> [TASK DIRECTIONS]: Extract all of the entries and give them again, word for word.

> [DATASET ENTRIES]:

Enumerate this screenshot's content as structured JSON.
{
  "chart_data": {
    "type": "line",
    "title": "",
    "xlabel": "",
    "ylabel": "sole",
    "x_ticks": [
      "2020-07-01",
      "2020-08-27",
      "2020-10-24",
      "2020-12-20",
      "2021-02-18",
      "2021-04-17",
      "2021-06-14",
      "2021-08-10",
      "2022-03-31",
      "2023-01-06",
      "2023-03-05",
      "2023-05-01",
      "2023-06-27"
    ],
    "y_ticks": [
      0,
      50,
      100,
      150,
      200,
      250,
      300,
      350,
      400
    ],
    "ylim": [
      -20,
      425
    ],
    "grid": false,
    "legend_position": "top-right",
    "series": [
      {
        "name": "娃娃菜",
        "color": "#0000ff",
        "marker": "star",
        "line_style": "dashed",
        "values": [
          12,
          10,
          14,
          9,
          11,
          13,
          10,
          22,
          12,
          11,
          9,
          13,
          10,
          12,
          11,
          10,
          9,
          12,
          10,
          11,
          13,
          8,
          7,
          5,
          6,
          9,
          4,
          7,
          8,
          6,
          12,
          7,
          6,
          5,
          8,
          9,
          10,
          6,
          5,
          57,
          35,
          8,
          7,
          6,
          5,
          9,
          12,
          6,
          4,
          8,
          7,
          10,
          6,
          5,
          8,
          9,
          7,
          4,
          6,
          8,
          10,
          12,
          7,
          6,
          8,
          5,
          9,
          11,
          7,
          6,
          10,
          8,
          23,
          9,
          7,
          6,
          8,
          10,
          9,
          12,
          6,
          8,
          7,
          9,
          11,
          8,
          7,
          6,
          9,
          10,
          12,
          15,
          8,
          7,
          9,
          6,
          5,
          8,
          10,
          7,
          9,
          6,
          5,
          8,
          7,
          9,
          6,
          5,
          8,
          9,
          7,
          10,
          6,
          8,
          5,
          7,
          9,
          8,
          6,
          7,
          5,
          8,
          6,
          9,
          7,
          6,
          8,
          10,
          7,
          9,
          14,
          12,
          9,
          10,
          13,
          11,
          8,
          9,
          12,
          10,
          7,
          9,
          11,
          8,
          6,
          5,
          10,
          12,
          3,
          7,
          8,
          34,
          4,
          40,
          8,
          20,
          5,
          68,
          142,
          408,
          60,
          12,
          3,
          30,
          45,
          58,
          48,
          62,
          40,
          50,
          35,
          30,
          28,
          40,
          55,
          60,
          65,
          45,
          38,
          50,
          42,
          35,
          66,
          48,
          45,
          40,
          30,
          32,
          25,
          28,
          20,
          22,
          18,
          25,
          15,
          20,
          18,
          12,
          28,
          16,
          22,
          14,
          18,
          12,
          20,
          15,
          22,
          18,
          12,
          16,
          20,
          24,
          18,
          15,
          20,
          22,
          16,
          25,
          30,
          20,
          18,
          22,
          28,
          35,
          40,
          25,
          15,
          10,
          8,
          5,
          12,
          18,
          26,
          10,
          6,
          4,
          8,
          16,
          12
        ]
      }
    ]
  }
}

> [EXERCISE RESULT]:
Enumerate this screenshot's content as structured JSON.
{
  "chart_data": {
    "type": "line",
    "title": "",
    "xlabel": "",
    "ylabel": "sole",
    "x_ticks": [
      "2020-07-01",
      "2020-08-27",
      "2020-10-24",
      "2020-12-20",
      "2021-02-18",
      "2021-04-17",
      "2021-06-14",
      "2021-08-10",
      "2022-03-31",
      "2023-01-06",
      "2023-03-05",
      "2023-05-01",
      "2023-06-27"
    ],
    "y_ticks": [
      0,
      50,
      100,
      150,
      200,
      250,
      300,
      350,
      400
    ],
    "ylim": [
      -20,
      425
    ],
    "grid": false,
    "legend_position": "top-right",
    "series": [
      {
        "name": "娃娃菜",
        "color": "#0000ff",
        "marker": "star",
        "line_style": "dashed",
        "values": [
          12,
          10,
          14,
          9,
          11,
          13,
          10,
          22,
          12,
          11,
          9,
          13,
          10,
          12,
          11,
          10,
          9,
          12,
          10,
          11,
          13,
          8,
          7,
          5,
          6,
          9,
          4,
          7,
          8,
          6,
          12,
          7,
          6,
          5,
          8,
          9,
          10,
          6,
          5,
          57,
          35,
          8,
          7,
          6,
          5,
          9,
          12,
          6,
          4,
          8,
          7,
          10,
          6,
          5,
          8,
          9,
          7,
          4,
          6,
          8,
          10,
          12,
          7,
          6,
          8,
          5,
          9,
          11,
          7,
          6,
          10,
          8,
          23,
          9,
          7,
          6,
          8,
          10,
          9,
          12,
          6,
          8,
          7,
          9,
          11,
          8,
          7,
          6,
          9,
          10,
          12,
          15,
          8,
          7,
          9,
          6,
          5,
          8,
          10,
          7,
          9,
          6,
          5,
          8,
          7,
          9,
          6,
          5,
          8,
          9,
          7,
          10,
          6,
          8,
          5,
          7,
          9,
          8,
          6,
          7,
          5,
          8,
          6,
          9,
          7,
          6,
          8,
          10,
          7,
          9,
          14,
          12,
          9,
          10,
          13,
          11,
          8,
          9,
          12,
          10,
          7,
          9,
          11,
          8,
          6,
          5,
          10,
          12,
          3,
          7,
          8,
          34,
          4,
          40,
          8,
          20,
          5,
          68,
          142,
          408,
          60,
          12,
          3,
          30,
          45,
          58,
          48,
          62,
          40,
          50,
          35,
          30,
          28,
          40,
          55,
          60,
          65,
          45,
          38,
          50,
          42,
          35,
          66,
          48,
          45,
          40,
          30,
          32,
          25,
          28,
          20,
          22,
          18,
          25,
          15,
          20,
          18,
          12,
          28,
          16,
          22,
          14,
          18,
          12,
          20,
          15,
          22,
          18,
          12,
          16,
          20,
          24,
          18,
          15,
          20,
          22,
          16,
          25,
          30,
          20,
          18,
          22,
          28,
          35,
          40,
          25,
          15,
          10,
          8,
          5,
          12,
          18,
          26,
          10,
          6,
          4,
          8,
          16,
          12
        ]
      }
    ]
  }
}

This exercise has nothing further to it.